**Written problem**
Exactly reproduce the entries, dropping any pictures from your copy.

**Recorded information**
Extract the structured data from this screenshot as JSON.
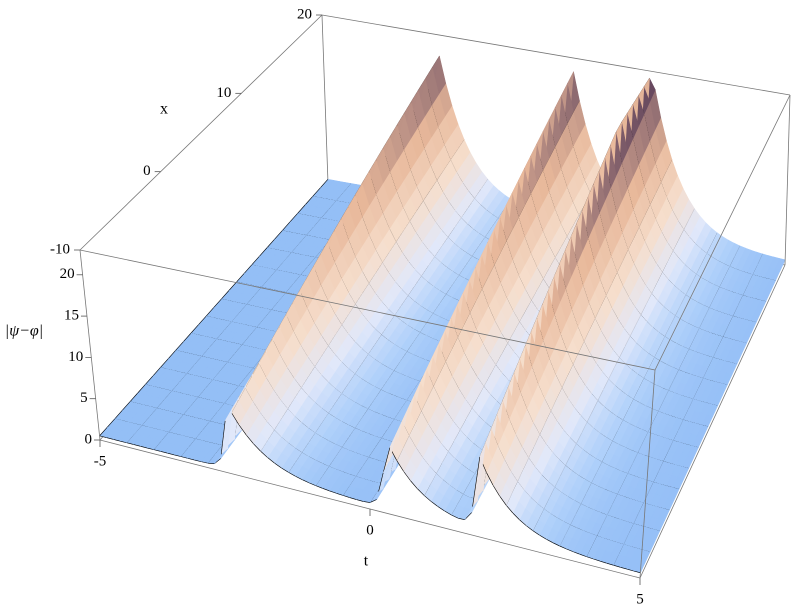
{
  "chart_data": {
    "type": "surface3d",
    "xlabel": "t",
    "ylabel": "x",
    "zlabel": "|ψ−φ|",
    "xlim": [
      -5,
      5
    ],
    "xticks": [
      -5,
      0,
      5
    ],
    "ylim": [
      -10,
      20
    ],
    "yticks": [
      -10,
      0,
      10,
      20
    ],
    "zlim": [
      0,
      23
    ],
    "zticks": [
      0,
      5,
      10,
      15,
      20
    ],
    "box": true
  }
}
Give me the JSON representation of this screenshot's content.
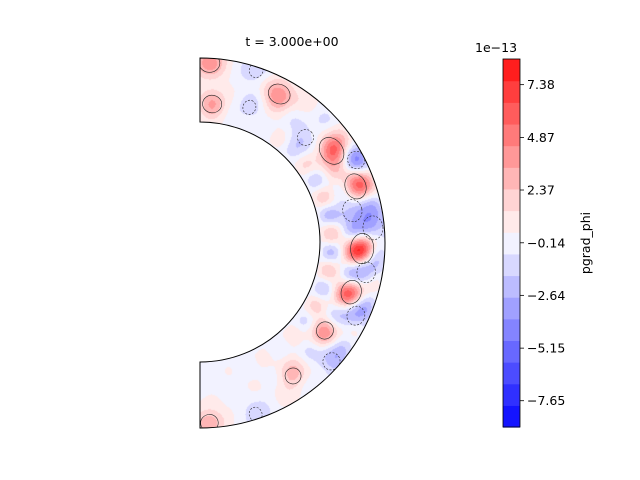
{
  "chart_data": {
    "type": "heatmap",
    "subtype": "filled-contour on half annulus (meridional slice)",
    "title": "t = 3.000e+00",
    "colorbar": {
      "label": "pgrad_phi",
      "offset_text": "1e−13",
      "tick_labels": [
        "7.38",
        "4.87",
        "2.37",
        "−0.14",
        "−2.64",
        "−5.15",
        "−7.65"
      ],
      "tick_values_e13": [
        7.38,
        4.87,
        2.37,
        -0.14,
        -2.64,
        -5.15,
        -7.65
      ],
      "range_e13": [
        -8.9,
        8.6
      ],
      "levels": 14,
      "colormap": "bwr",
      "colors": [
        "#1414ff",
        "#3030ff",
        "#4c4cff",
        "#6868ff",
        "#8484ff",
        "#a0a0ff",
        "#bcbcff",
        "#d8d8ff",
        "#f2f2ff",
        "#ffeaea",
        "#ffd4d4",
        "#ffb6b6",
        "#ff9898",
        "#ff7a7a",
        "#ff5c5c",
        "#ff3e3e",
        "#ff1e1e"
      ]
    },
    "field": {
      "background_value_e13": 0.5,
      "features": [
        {
          "r": 0.72,
          "theta_deg": 85,
          "value_e13": 3.5
        },
        {
          "r": 0.9,
          "theta_deg": 62,
          "value_e13": 4.5
        },
        {
          "r": 0.85,
          "theta_deg": 35,
          "value_e13": 6.5
        },
        {
          "r": 0.95,
          "theta_deg": 28,
          "value_e13": -3.0
        },
        {
          "r": 0.88,
          "theta_deg": 20,
          "value_e13": 5.5
        },
        {
          "r": 0.82,
          "theta_deg": 12,
          "value_e13": -4.5
        },
        {
          "r": 0.93,
          "theta_deg": 5,
          "value_e13": -5.0
        },
        {
          "r": 0.86,
          "theta_deg": -2,
          "value_e13": 7.0
        },
        {
          "r": 0.9,
          "theta_deg": -10,
          "value_e13": -4.0
        },
        {
          "r": 0.84,
          "theta_deg": -18,
          "value_e13": 5.0
        },
        {
          "r": 0.92,
          "theta_deg": -25,
          "value_e13": -3.5
        },
        {
          "r": 0.8,
          "theta_deg": -35,
          "value_e13": 3.0
        },
        {
          "r": 0.95,
          "theta_deg": -42,
          "value_e13": -3.0
        },
        {
          "r": 0.86,
          "theta_deg": -55,
          "value_e13": 2.5
        },
        {
          "r": 0.78,
          "theta_deg": 45,
          "value_e13": -2.5
        },
        {
          "r": 0.75,
          "theta_deg": 70,
          "value_e13": -1.5
        },
        {
          "r": 0.98,
          "theta_deg": 72,
          "value_e13": -1.8
        },
        {
          "r": 0.97,
          "theta_deg": -72,
          "value_e13": -1.5
        },
        {
          "r": 0.97,
          "theta_deg": 87,
          "value_e13": 4.0
        },
        {
          "r": 0.97,
          "theta_deg": -87,
          "value_e13": 3.0
        }
      ]
    }
  }
}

**Exercise result**
Extract the structured data from this screenshot as JSON.
{
  "chart_data": {
    "type": "surface3d",
    "xlabel": "t",
    "ylabel": "x",
    "zlabel": "|ψ−φ|",
    "xlim": [
      -5,
      5
    ],
    "xticks": [
      -5,
      0,
      5
    ],
    "ylim": [
      -10,
      20
    ],
    "yticks": [
      -10,
      0,
      10,
      20
    ],
    "zlim": [
      0,
      23
    ],
    "zticks": [
      0,
      5,
      10,
      15,
      20
    ],
    "box": true
  }
}
Give me the JSON representation of this screenshot's content.
{
  "chart_data": {
    "type": "heatmap",
    "subtype": "filled-contour on half annulus (meridional slice)",
    "title": "t = 3.000e+00",
    "colorbar": {
      "label": "pgrad_phi",
      "offset_text": "1e−13",
      "tick_labels": [
        "7.38",
        "4.87",
        "2.37",
        "−0.14",
        "−2.64",
        "−5.15",
        "−7.65"
      ],
      "tick_values_e13": [
        7.38,
        4.87,
        2.37,
        -0.14,
        -2.64,
        -5.15,
        -7.65
      ],
      "range_e13": [
        -8.9,
        8.6
      ],
      "levels": 14,
      "colormap": "bwr",
      "colors": [
        "#1414ff",
        "#3030ff",
        "#4c4cff",
        "#6868ff",
        "#8484ff",
        "#a0a0ff",
        "#bcbcff",
        "#d8d8ff",
        "#f2f2ff",
        "#ffeaea",
        "#ffd4d4",
        "#ffb6b6",
        "#ff9898",
        "#ff7a7a",
        "#ff5c5c",
        "#ff3e3e",
        "#ff1e1e"
      ]
    },
    "field": {
      "background_value_e13": 0.5,
      "features": [
        {
          "r": 0.72,
          "theta_deg": 85,
          "value_e13": 3.5
        },
        {
          "r": 0.9,
          "theta_deg": 62,
          "value_e13": 4.5
        },
        {
          "r": 0.85,
          "theta_deg": 35,
          "value_e13": 6.5
        },
        {
          "r": 0.95,
          "theta_deg": 28,
          "value_e13": -3.0
        },
        {
          "r": 0.88,
          "theta_deg": 20,
          "value_e13": 5.5
        },
        {
          "r": 0.82,
          "theta_deg": 12,
          "value_e13": -4.5
        },
        {
          "r": 0.93,
          "theta_deg": 5,
          "value_e13": -5.0
        },
        {
          "r": 0.86,
          "theta_deg": -2,
          "value_e13": 7.0
        },
        {
          "r": 0.9,
          "theta_deg": -10,
          "value_e13": -4.0
        },
        {
          "r": 0.84,
          "theta_deg": -18,
          "value_e13": 5.0
        },
        {
          "r": 0.92,
          "theta_deg": -25,
          "value_e13": -3.5
        },
        {
          "r": 0.8,
          "theta_deg": -35,
          "value_e13": 3.0
        },
        {
          "r": 0.95,
          "theta_deg": -42,
          "value_e13": -3.0
        },
        {
          "r": 0.86,
          "theta_deg": -55,
          "value_e13": 2.5
        },
        {
          "r": 0.78,
          "theta_deg": 45,
          "value_e13": -2.5
        },
        {
          "r": 0.75,
          "theta_deg": 70,
          "value_e13": -1.5
        },
        {
          "r": 0.98,
          "theta_deg": 72,
          "value_e13": -1.8
        },
        {
          "r": 0.97,
          "theta_deg": -72,
          "value_e13": -1.5
        },
        {
          "r": 0.97,
          "theta_deg": 87,
          "value_e13": 4.0
        },
        {
          "r": 0.97,
          "theta_deg": -87,
          "value_e13": 3.0
        }
      ]
    }
  }
}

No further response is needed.